*Work to complete*
Output all of the data below exactly as given.

[Dataset entries]
▼▼▼
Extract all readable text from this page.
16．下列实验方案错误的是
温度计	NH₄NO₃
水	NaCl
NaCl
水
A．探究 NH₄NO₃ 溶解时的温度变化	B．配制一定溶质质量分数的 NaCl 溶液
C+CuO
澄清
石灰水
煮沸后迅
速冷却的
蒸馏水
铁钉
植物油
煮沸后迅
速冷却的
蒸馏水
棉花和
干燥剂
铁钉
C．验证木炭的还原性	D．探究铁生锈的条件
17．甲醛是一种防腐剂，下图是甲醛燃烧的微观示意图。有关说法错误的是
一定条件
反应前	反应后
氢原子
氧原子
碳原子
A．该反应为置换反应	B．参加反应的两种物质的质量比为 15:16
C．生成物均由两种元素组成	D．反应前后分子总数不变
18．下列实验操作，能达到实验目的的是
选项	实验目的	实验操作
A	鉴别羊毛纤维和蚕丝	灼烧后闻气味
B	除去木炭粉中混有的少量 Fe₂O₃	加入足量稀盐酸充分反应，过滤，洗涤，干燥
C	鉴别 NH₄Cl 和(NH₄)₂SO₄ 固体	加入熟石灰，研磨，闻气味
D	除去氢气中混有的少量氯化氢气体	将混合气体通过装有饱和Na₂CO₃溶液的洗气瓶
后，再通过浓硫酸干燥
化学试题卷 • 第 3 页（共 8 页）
▲▲▲
*Solution to the problem*
Extract all readable text from this page.
16．下列实验方案错误的是
温度计	NH₄NO₃
水	NaCl
NaCl
水
A．探究 NH₄NO₃ 溶解时的温度变化	B．配制一定溶质质量分数的 NaCl 溶液
C+CuO
澄清
石灰水
煮沸后迅
速冷却的
蒸馏水
铁钉
植物油
煮沸后迅
速冷却的
蒸馏水
棉花和
干燥剂
铁钉
C．验证木炭的还原性	D．探究铁生锈的条件
17．甲醛是一种防腐剂，下图是甲醛燃烧的微观示意图。有关说法错误的是
一定条件
反应前	反应后
氢原子
氧原子
碳原子
A．该反应为置换反应	B．参加反应的两种物质的质量比为 15:16
C．生成物均由两种元素组成	D．反应前后分子总数不变
18．下列实验操作，能达到实验目的的是
选项	实验目的	实验操作
A	鉴别羊毛纤维和蚕丝	灼烧后闻气味
B	除去木炭粉中混有的少量 Fe₂O₃	加入足量稀盐酸充分反应，过滤，洗涤，干燥
C	鉴别 NH₄Cl 和(NH₄)₂SO₄ 固体	加入熟石灰，研磨，闻气味
D	除去氢气中混有的少量氯化氢气体	将混合气体通过装有饱和Na₂CO₃溶液的洗气瓶
后，再通过浓硫酸干燥
化学试题卷 • 第 3 页（共 8 页）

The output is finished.